━━━━━ PROVIDED DATA ━━━━━

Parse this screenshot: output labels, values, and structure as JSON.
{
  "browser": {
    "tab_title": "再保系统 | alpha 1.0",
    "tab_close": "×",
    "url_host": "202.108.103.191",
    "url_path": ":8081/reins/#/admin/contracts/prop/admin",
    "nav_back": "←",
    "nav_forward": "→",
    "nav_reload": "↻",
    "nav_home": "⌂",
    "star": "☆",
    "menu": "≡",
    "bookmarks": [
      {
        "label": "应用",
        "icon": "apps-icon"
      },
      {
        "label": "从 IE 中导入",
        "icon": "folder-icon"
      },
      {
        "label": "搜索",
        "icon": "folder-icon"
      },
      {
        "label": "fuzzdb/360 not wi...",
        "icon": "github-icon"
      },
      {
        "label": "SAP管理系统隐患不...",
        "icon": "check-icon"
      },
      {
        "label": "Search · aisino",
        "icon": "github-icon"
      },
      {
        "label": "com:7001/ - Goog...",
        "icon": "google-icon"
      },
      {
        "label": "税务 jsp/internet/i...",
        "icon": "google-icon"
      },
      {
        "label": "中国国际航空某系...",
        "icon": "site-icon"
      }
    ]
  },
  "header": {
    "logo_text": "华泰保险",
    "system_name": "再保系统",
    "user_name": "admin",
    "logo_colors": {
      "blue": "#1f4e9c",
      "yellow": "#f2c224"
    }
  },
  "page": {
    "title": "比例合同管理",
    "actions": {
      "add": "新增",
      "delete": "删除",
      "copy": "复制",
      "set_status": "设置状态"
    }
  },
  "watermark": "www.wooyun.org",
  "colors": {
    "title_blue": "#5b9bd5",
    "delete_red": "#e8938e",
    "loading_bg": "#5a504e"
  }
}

━━━━━

## TASK STATEMENT
Print the records above exactly as they appear.

## OUTPUT FOR THIS TASK
Parse this screenshot: output labels, values, and structure as JSON.
{
  "browser": {
    "tab_title": "再保系统 | alpha 1.0",
    "tab_close": "×",
    "url_host": "202.108.103.191",
    "url_path": ":8081/reins/#/admin/contracts/prop/admin",
    "nav_back": "←",
    "nav_forward": "→",
    "nav_reload": "↻",
    "nav_home": "⌂",
    "star": "☆",
    "menu": "≡",
    "bookmarks": [
      {
        "label": "应用",
        "icon": "apps-icon"
      },
      {
        "label": "从 IE 中导入",
        "icon": "folder-icon"
      },
      {
        "label": "搜索",
        "icon": "folder-icon"
      },
      {
        "label": "fuzzdb/360 not wi...",
        "icon": "github-icon"
      },
      {
        "label": "SAP管理系统隐患不...",
        "icon": "check-icon"
      },
      {
        "label": "Search · aisino",
        "icon": "github-icon"
      },
      {
        "label": "com:7001/ - Goog...",
        "icon": "google-icon"
      },
      {
        "label": "税务 jsp/internet/i...",
        "icon": "google-icon"
      },
      {
        "label": "中国国际航空某系...",
        "icon": "site-icon"
      }
    ]
  },
  "header": {
    "logo_text": "华泰保险",
    "system_name": "再保系统",
    "user_name": "admin",
    "logo_colors": {
      "blue": "#1f4e9c",
      "yellow": "#f2c224"
    }
  },
  "page": {
    "title": "比例合同管理",
    "actions": {
      "add": "新增",
      "delete": "删除",
      "copy": "复制",
      "set_status": "设置状态"
    }
  },
  "watermark": "www.wooyun.org",
  "colors": {
    "title_blue": "#5b9bd5",
    "delete_red": "#e8938e",
    "loading_bg": "#5a504e"
  }
}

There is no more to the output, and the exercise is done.